§ WHAT YOU NEED TO DO: In full and without alteration, print the records below, minus any images.

§ SOURCE INFORMATION:
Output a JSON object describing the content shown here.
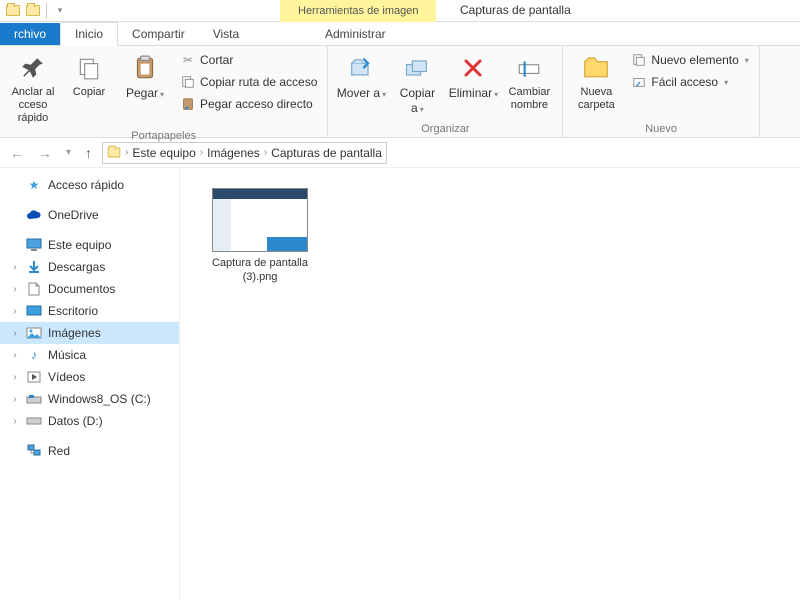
{
  "window": {
    "contextual_tools": "Herramientas de imagen",
    "title": "Capturas de pantalla"
  },
  "tabs": {
    "file": "rchivo",
    "home": "Inicio",
    "share": "Compartir",
    "view": "Vista",
    "manage": "Administrar"
  },
  "ribbon": {
    "clipboard": {
      "pin": "Anclar al cceso rápido",
      "copy": "Copiar",
      "paste": "Pegar",
      "cut": "Cortar",
      "copy_path": "Copiar ruta de acceso",
      "paste_shortcut": "Pegar acceso directo",
      "group": "Portapapeles"
    },
    "organize": {
      "move": "Mover a",
      "copy_to": "Copiar a",
      "delete": "Eliminar",
      "rename": "Cambiar nombre",
      "group": "Organizar"
    },
    "new": {
      "folder": "Nueva carpeta",
      "item": "Nuevo elemento",
      "easy": "Fácil acceso",
      "group": "Nuevo"
    }
  },
  "breadcrumb": {
    "root": "Este equipo",
    "p1": "Imágenes",
    "p2": "Capturas de pantalla"
  },
  "nav": {
    "quick": "Acceso rápido",
    "onedrive": "OneDrive",
    "thispc": "Este equipo",
    "downloads": "Descargas",
    "documents": "Documentos",
    "desktop": "Escritorio",
    "pictures": "Imágenes",
    "music": "Música",
    "videos": "Vídeos",
    "osdrive": "Windows8_OS (C:)",
    "datadrive": "Datos (D:)",
    "network": "Red"
  },
  "file": {
    "name": "Captura de pantalla (3).png"
  }
}
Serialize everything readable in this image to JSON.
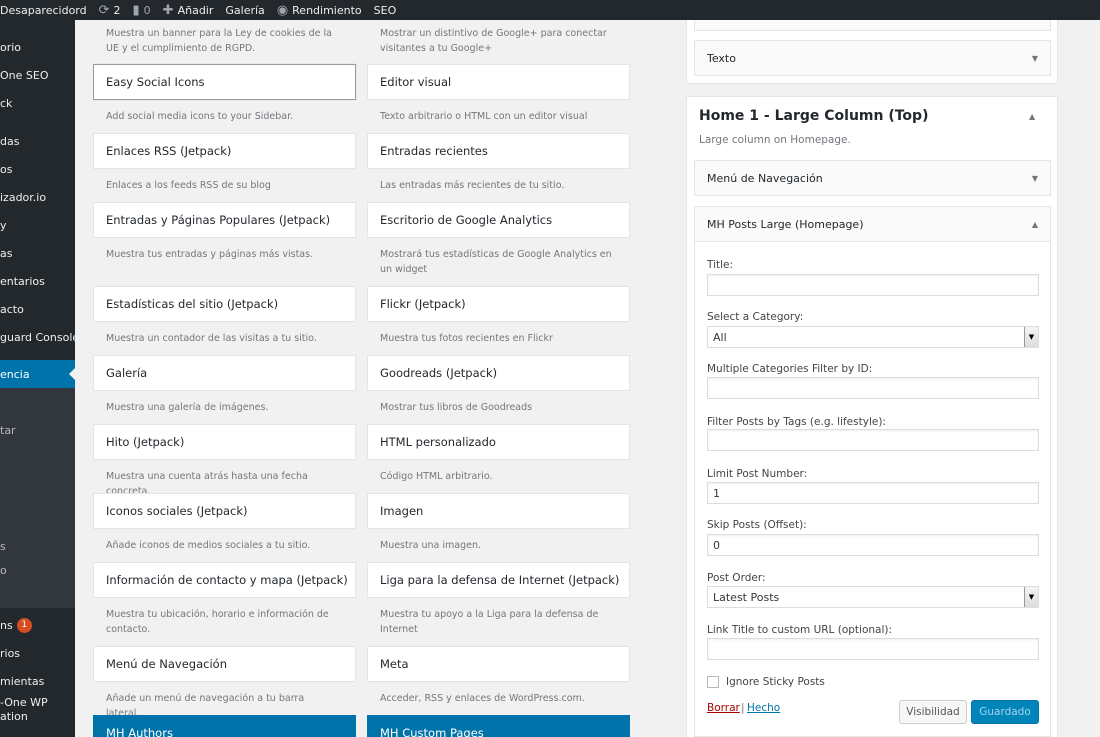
{
  "adminbar": {
    "site": "Desaparecidord",
    "updates": "2",
    "comments": "0",
    "new": "Añadir",
    "gallery": "Galería",
    "performance": "Rendimiento",
    "seo": "SEO"
  },
  "menu": {
    "items": [
      "orio",
      "One SEO",
      "ck",
      "das",
      "os",
      "izador.io",
      "y",
      "as",
      "entarios",
      "acto",
      "guard Console",
      "encia",
      "tar",
      "s",
      "o",
      "ns",
      "rios",
      "mientas",
      "-One WP\nation"
    ],
    "updates_badge": "1"
  },
  "widgets": [
    {
      "title": "",
      "desc": "Muestra un banner para la Ley de cookies de la UE y el cumplimiento de RGPD."
    },
    {
      "title": "",
      "desc": "Mostrar un distintivo de Google+ para conectar visitantes a tu Google+"
    },
    {
      "title": "Easy Social Icons",
      "desc": "Add social media icons to your Sidebar."
    },
    {
      "title": "Editor visual",
      "desc": "Texto arbitrario o HTML con un editor visual"
    },
    {
      "title": "Enlaces RSS (Jetpack)",
      "desc": "Enlaces a los feeds RSS de su blog"
    },
    {
      "title": "Entradas recientes",
      "desc": "Las entradas más recientes de tu sitio."
    },
    {
      "title": "Entradas y Páginas Populares (Jetpack)",
      "desc": "Muestra tus entradas y páginas más vistas."
    },
    {
      "title": "Escritorio de Google Analytics",
      "desc": "Mostrará tus estadísticas de Google Analytics en un widget"
    },
    {
      "title": "Estadísticas del sitio (Jetpack)",
      "desc": "Muestra un contador de las visitas a tu sitio."
    },
    {
      "title": "Flickr (Jetpack)",
      "desc": "Muestra tus fotos recientes en Flickr"
    },
    {
      "title": "Galería",
      "desc": "Muestra una galería de imágenes."
    },
    {
      "title": "Goodreads (Jetpack)",
      "desc": "Mostrar tus libros de Goodreads"
    },
    {
      "title": "Hito (Jetpack)",
      "desc": "Muestra una cuenta atrás hasta una fecha concreta."
    },
    {
      "title": "HTML personalizado",
      "desc": "Código HTML arbitrario."
    },
    {
      "title": "Iconos sociales (Jetpack)",
      "desc": "Añade iconos de medios sociales a tu sitio."
    },
    {
      "title": "Imagen",
      "desc": "Muestra una imagen."
    },
    {
      "title": "Información de contacto y mapa (Jetpack)",
      "desc": "Muestra tu ubicación, horario e información de contacto."
    },
    {
      "title": "Liga para la defensa de Internet (Jetpack)",
      "desc": "Muestra tu apoyo a la Liga para la defensa de Internet"
    },
    {
      "title": "Menú de Navegación",
      "desc": "Añade un menú de navegación a tu barra lateral."
    },
    {
      "title": "Meta",
      "desc": "Acceder, RSS y enlaces de WordPress.com."
    },
    {
      "title": "MH Authors",
      "desc": ""
    },
    {
      "title": "MH Custom Pages",
      "desc": ""
    }
  ],
  "sidebar_area": {
    "texto_widget": "Texto",
    "home_title": "Home 1 - Large Column (Top)",
    "home_desc": "Large column on Homepage.",
    "nav_widget": "Menú de Navegación",
    "posts_widget": "MH Posts Large (Homepage)"
  },
  "form": {
    "title_label": "Title:",
    "title_value": "",
    "category_label": "Select a Category:",
    "category_value": "All",
    "multi_label": "Multiple Categories Filter by ID:",
    "multi_value": "",
    "tags_label": "Filter Posts by Tags (e.g. lifestyle):",
    "tags_value": "",
    "limit_label": "Limit Post Number:",
    "limit_value": "1",
    "skip_label": "Skip Posts (Offset):",
    "skip_value": "0",
    "order_label": "Post Order:",
    "order_value": "Latest Posts",
    "link_label": "Link Title to custom URL (optional):",
    "link_value": "",
    "sticky_label": "Ignore Sticky Posts",
    "delete_link": "Borrar",
    "separator": "|",
    "done_link": "Hecho",
    "visibility_button": "Visibilidad",
    "save_button": "Guardado"
  },
  "colors": {
    "admin_dark": "#23282d",
    "accent_blue": "#0073aa",
    "primary_button": "#0085ba",
    "delete_red": "#a00",
    "link_blue": "#0073aa"
  }
}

§ WRITTEN ANSWER:
Output a JSON object describing the content shown here.
{
  "window": {
    "contextual_tools": "Herramientas de imagen",
    "title": "Capturas de pantalla"
  },
  "tabs": {
    "file": "rchivo",
    "home": "Inicio",
    "share": "Compartir",
    "view": "Vista",
    "manage": "Administrar"
  },
  "ribbon": {
    "clipboard": {
      "pin": "Anclar al cceso rápido",
      "copy": "Copiar",
      "paste": "Pegar",
      "cut": "Cortar",
      "copy_path": "Copiar ruta de acceso",
      "paste_shortcut": "Pegar acceso directo",
      "group": "Portapapeles"
    },
    "organize": {
      "move": "Mover a",
      "copy_to": "Copiar a",
      "delete": "Eliminar",
      "rename": "Cambiar nombre",
      "group": "Organizar"
    },
    "new": {
      "folder": "Nueva carpeta",
      "item": "Nuevo elemento",
      "easy": "Fácil acceso",
      "group": "Nuevo"
    }
  },
  "breadcrumb": {
    "root": "Este equipo",
    "p1": "Imágenes",
    "p2": "Capturas de pantalla"
  },
  "nav": {
    "quick": "Acceso rápido",
    "onedrive": "OneDrive",
    "thispc": "Este equipo",
    "downloads": "Descargas",
    "documents": "Documentos",
    "desktop": "Escritorio",
    "pictures": "Imágenes",
    "music": "Música",
    "videos": "Vídeos",
    "osdrive": "Windows8_OS (C:)",
    "datadrive": "Datos (D:)",
    "network": "Red"
  },
  "file": {
    "name": "Captura de pantalla (3).png"
  }
}
Serialize everything readable in this image to JSON.
{
  "adminbar": {
    "site": "Desaparecidord",
    "updates": "2",
    "comments": "0",
    "new": "Añadir",
    "gallery": "Galería",
    "performance": "Rendimiento",
    "seo": "SEO"
  },
  "menu": {
    "items": [
      "orio",
      "One SEO",
      "ck",
      "das",
      "os",
      "izador.io",
      "y",
      "as",
      "entarios",
      "acto",
      "guard Console",
      "encia",
      "tar",
      "s",
      "o",
      "ns",
      "rios",
      "mientas",
      "-One WP\nation"
    ],
    "updates_badge": "1"
  },
  "widgets": [
    {
      "title": "",
      "desc": "Muestra un banner para la Ley de cookies de la UE y el cumplimiento de RGPD."
    },
    {
      "title": "",
      "desc": "Mostrar un distintivo de Google+ para conectar visitantes a tu Google+"
    },
    {
      "title": "Easy Social Icons",
      "desc": "Add social media icons to your Sidebar."
    },
    {
      "title": "Editor visual",
      "desc": "Texto arbitrario o HTML con un editor visual"
    },
    {
      "title": "Enlaces RSS (Jetpack)",
      "desc": "Enlaces a los feeds RSS de su blog"
    },
    {
      "title": "Entradas recientes",
      "desc": "Las entradas más recientes de tu sitio."
    },
    {
      "title": "Entradas y Páginas Populares (Jetpack)",
      "desc": "Muestra tus entradas y páginas más vistas."
    },
    {
      "title": "Escritorio de Google Analytics",
      "desc": "Mostrará tus estadísticas de Google Analytics en un widget"
    },
    {
      "title": "Estadísticas del sitio (Jetpack)",
      "desc": "Muestra un contador de las visitas a tu sitio."
    },
    {
      "title": "Flickr (Jetpack)",
      "desc": "Muestra tus fotos recientes en Flickr"
    },
    {
      "title": "Galería",
      "desc": "Muestra una galería de imágenes."
    },
    {
      "title": "Goodreads (Jetpack)",
      "desc": "Mostrar tus libros de Goodreads"
    },
    {
      "title": "Hito (Jetpack)",
      "desc": "Muestra una cuenta atrás hasta una fecha concreta."
    },
    {
      "title": "HTML personalizado",
      "desc": "Código HTML arbitrario."
    },
    {
      "title": "Iconos sociales (Jetpack)",
      "desc": "Añade iconos de medios sociales a tu sitio."
    },
    {
      "title": "Imagen",
      "desc": "Muestra una imagen."
    },
    {
      "title": "Información de contacto y mapa (Jetpack)",
      "desc": "Muestra tu ubicación, horario e información de contacto."
    },
    {
      "title": "Liga para la defensa de Internet (Jetpack)",
      "desc": "Muestra tu apoyo a la Liga para la defensa de Internet"
    },
    {
      "title": "Menú de Navegación",
      "desc": "Añade un menú de navegación a tu barra lateral."
    },
    {
      "title": "Meta",
      "desc": "Acceder, RSS y enlaces de WordPress.com."
    },
    {
      "title": "MH Authors",
      "desc": ""
    },
    {
      "title": "MH Custom Pages",
      "desc": ""
    }
  ],
  "sidebar_area": {
    "texto_widget": "Texto",
    "home_title": "Home 1 - Large Column (Top)",
    "home_desc": "Large column on Homepage.",
    "nav_widget": "Menú de Navegación",
    "posts_widget": "MH Posts Large (Homepage)"
  },
  "form": {
    "title_label": "Title:",
    "title_value": "",
    "category_label": "Select a Category:",
    "category_value": "All",
    "multi_label": "Multiple Categories Filter by ID:",
    "multi_value": "",
    "tags_label": "Filter Posts by Tags (e.g. lifestyle):",
    "tags_value": "",
    "limit_label": "Limit Post Number:",
    "limit_value": "1",
    "skip_label": "Skip Posts (Offset):",
    "skip_value": "0",
    "order_label": "Post Order:",
    "order_value": "Latest Posts",
    "link_label": "Link Title to custom URL (optional):",
    "link_value": "",
    "sticky_label": "Ignore Sticky Posts",
    "delete_link": "Borrar",
    "separator": "|",
    "done_link": "Hecho",
    "visibility_button": "Visibilidad",
    "save_button": "Guardado"
  },
  "colors": {
    "admin_dark": "#23282d",
    "accent_blue": "#0073aa",
    "primary_button": "#0085ba",
    "delete_red": "#a00",
    "link_blue": "#0073aa"
  }
}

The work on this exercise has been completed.